### What the exercise asks
Quote the listing below in its entirety, omitting every image.

### Provided data
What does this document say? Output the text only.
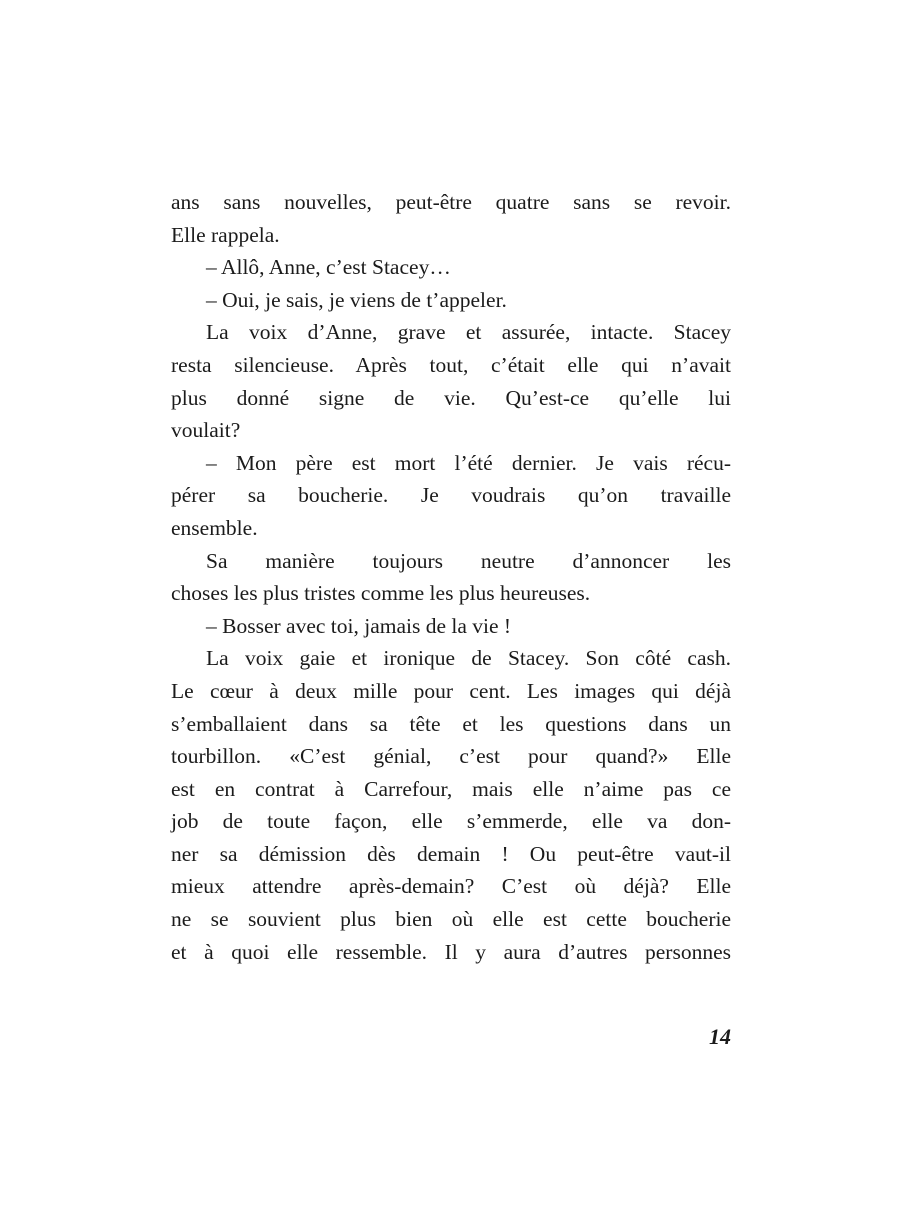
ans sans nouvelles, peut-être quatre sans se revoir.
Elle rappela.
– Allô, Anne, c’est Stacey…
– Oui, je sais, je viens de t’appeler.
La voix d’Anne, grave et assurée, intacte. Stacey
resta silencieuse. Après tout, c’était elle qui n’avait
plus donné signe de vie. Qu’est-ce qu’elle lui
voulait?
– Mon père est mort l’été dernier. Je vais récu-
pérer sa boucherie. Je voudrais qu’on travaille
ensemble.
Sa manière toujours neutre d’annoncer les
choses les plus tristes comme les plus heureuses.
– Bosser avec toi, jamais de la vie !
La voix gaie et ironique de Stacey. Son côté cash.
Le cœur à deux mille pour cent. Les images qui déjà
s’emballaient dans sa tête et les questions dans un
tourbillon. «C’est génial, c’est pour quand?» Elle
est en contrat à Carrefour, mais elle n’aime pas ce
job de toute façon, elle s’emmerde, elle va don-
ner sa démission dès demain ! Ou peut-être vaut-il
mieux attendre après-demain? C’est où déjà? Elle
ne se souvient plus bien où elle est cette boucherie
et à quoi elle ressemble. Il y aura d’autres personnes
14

### Answer to the task
What does this document say? Output the text only.
ans sans nouvelles, peut-être quatre sans se revoir.
Elle rappela.
– Allô, Anne, c’est Stacey…
– Oui, je sais, je viens de t’appeler.
La voix d’Anne, grave et assurée, intacte. Stacey
resta silencieuse. Après tout, c’était elle qui n’avait
plus donné signe de vie. Qu’est-ce qu’elle lui
voulait?
– Mon père est mort l’été dernier. Je vais récu-
pérer sa boucherie. Je voudrais qu’on travaille
ensemble.
Sa manière toujours neutre d’annoncer les
choses les plus tristes comme les plus heureuses.
– Bosser avec toi, jamais de la vie !
La voix gaie et ironique de Stacey. Son côté cash.
Le cœur à deux mille pour cent. Les images qui déjà
s’emballaient dans sa tête et les questions dans un
tourbillon. «C’est génial, c’est pour quand?» Elle
est en contrat à Carrefour, mais elle n’aime pas ce
job de toute façon, elle s’emmerde, elle va don-
ner sa démission dès demain ! Ou peut-être vaut-il
mieux attendre après-demain? C’est où déjà? Elle
ne se souvient plus bien où elle est cette boucherie
et à quoi elle ressemble. Il y aura d’autres personnes
14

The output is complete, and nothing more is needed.